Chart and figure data
◇ ◇ ◇ ◇ ◇ ◇ ◇
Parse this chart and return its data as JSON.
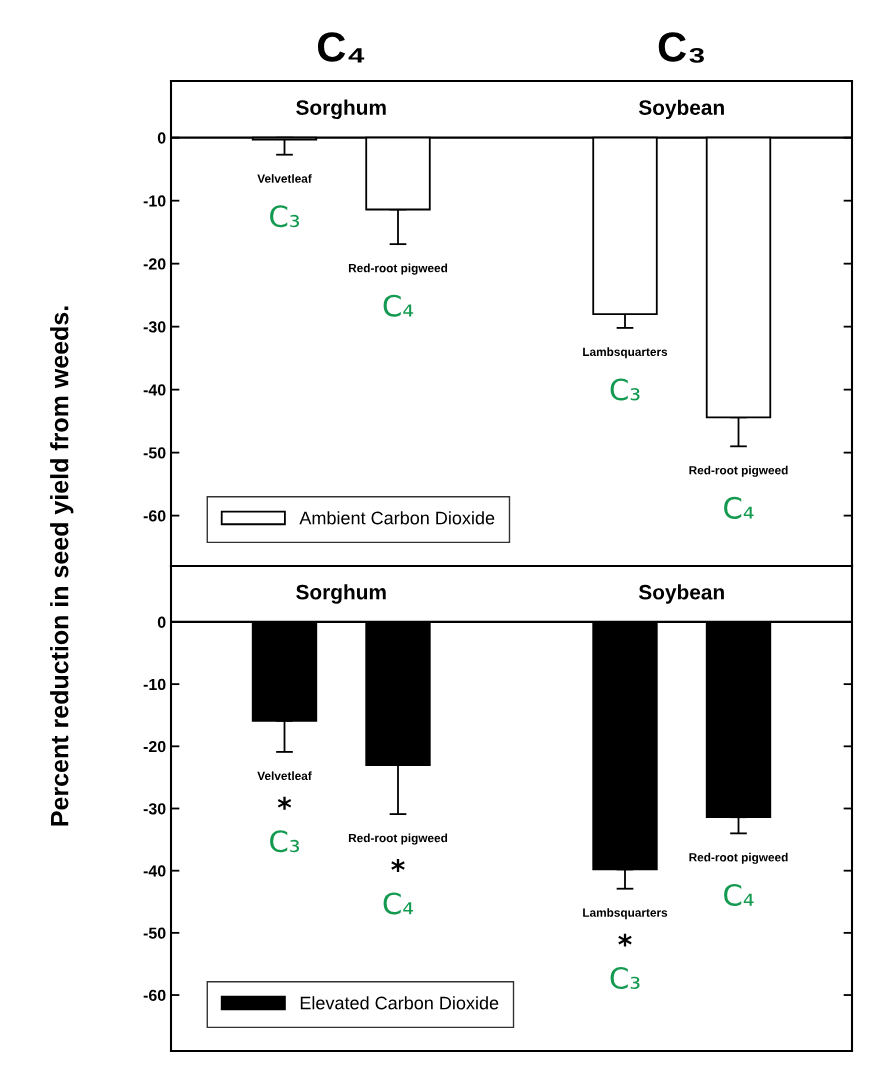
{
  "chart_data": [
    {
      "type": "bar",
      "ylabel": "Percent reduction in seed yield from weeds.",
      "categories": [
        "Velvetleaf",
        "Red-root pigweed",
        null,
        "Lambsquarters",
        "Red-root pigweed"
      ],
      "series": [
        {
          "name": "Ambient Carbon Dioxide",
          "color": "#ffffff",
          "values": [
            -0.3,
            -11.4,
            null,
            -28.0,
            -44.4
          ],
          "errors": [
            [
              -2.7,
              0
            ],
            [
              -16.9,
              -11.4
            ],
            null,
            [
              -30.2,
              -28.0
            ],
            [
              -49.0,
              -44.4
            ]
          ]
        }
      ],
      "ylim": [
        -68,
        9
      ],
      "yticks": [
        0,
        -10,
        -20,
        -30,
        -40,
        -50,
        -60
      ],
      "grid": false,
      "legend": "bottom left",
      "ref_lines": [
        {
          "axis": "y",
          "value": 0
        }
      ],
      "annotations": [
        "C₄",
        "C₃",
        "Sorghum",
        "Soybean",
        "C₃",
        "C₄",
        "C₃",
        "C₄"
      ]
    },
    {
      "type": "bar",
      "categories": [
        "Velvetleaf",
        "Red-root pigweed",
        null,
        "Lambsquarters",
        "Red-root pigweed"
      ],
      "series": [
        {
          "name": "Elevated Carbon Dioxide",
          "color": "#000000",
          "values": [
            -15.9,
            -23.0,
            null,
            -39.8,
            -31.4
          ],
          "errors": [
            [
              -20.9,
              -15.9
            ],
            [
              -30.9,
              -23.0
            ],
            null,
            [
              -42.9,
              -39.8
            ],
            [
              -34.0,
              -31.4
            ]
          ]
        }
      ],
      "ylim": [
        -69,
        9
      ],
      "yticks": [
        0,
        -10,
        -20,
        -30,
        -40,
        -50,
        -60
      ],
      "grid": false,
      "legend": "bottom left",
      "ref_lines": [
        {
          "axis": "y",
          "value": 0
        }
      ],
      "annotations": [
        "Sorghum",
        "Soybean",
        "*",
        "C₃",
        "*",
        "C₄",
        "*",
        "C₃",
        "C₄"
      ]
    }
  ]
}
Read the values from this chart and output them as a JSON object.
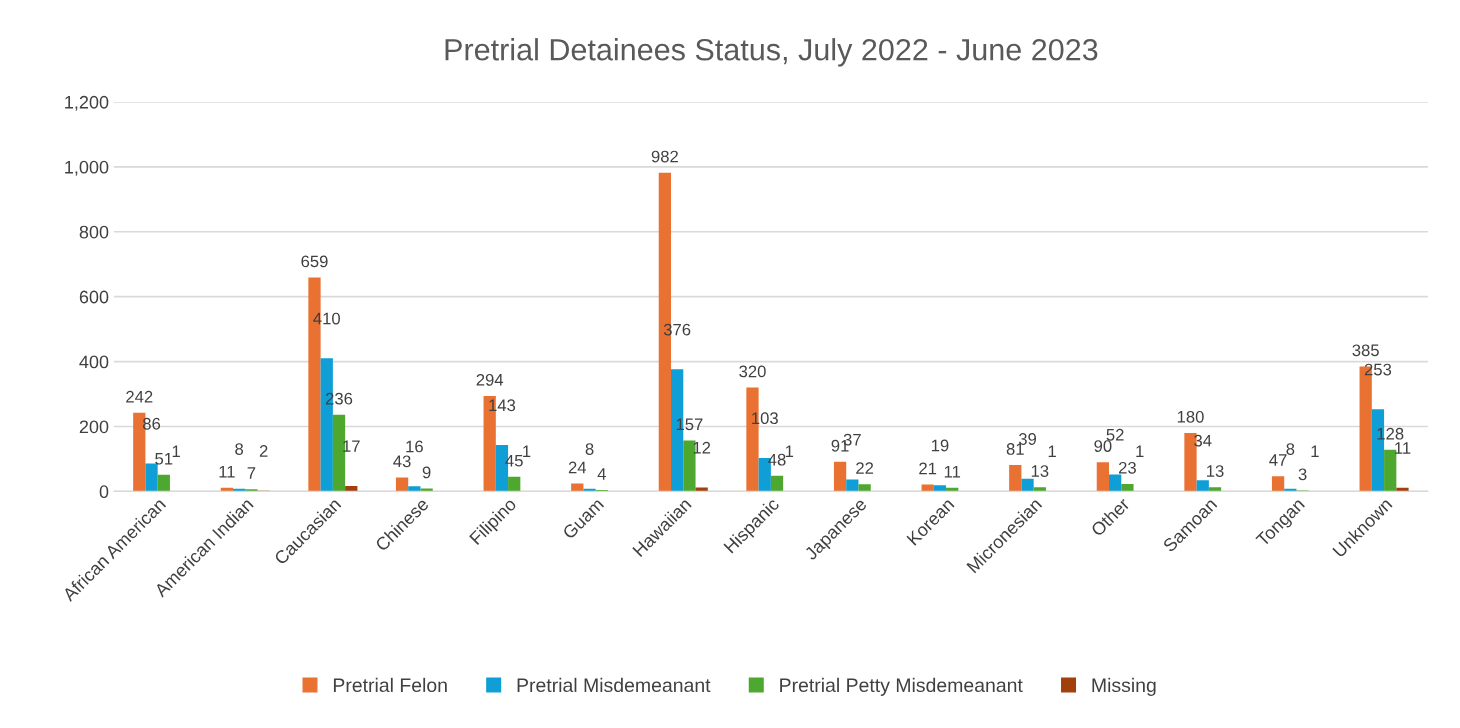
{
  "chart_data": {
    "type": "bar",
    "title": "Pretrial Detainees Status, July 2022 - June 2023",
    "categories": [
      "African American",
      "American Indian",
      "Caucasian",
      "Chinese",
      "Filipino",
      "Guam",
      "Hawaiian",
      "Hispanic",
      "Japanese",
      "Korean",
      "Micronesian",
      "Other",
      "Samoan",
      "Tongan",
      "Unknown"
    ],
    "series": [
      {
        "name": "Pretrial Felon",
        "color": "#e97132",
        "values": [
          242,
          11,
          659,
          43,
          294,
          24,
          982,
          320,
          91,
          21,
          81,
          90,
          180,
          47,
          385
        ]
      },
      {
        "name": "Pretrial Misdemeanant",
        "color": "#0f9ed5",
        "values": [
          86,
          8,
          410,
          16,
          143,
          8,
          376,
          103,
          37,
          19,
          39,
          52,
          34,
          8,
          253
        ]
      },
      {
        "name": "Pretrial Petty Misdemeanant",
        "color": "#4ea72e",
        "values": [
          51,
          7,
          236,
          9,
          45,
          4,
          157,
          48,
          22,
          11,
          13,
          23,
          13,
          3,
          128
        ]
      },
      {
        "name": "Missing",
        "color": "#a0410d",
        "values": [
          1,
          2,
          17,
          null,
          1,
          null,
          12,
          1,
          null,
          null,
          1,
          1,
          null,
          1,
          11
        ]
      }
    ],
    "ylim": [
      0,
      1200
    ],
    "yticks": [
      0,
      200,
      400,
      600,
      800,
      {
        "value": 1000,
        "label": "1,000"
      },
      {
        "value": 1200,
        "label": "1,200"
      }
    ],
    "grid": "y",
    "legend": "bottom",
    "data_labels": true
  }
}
◇ ◇ ◇ ◇ ◇ ◇ ◇
Return every line from the records above that holds the word "name".

_Written solution:_
          "name": "Ambient Carbon Dioxide",
          "name": "Elevated Carbon Dioxide",
        "name": "Pretrial Felon",
        "name": "Pretrial Misdemeanant",
        "name": "Pretrial Petty Misdemeanant",
        "name": "Missing",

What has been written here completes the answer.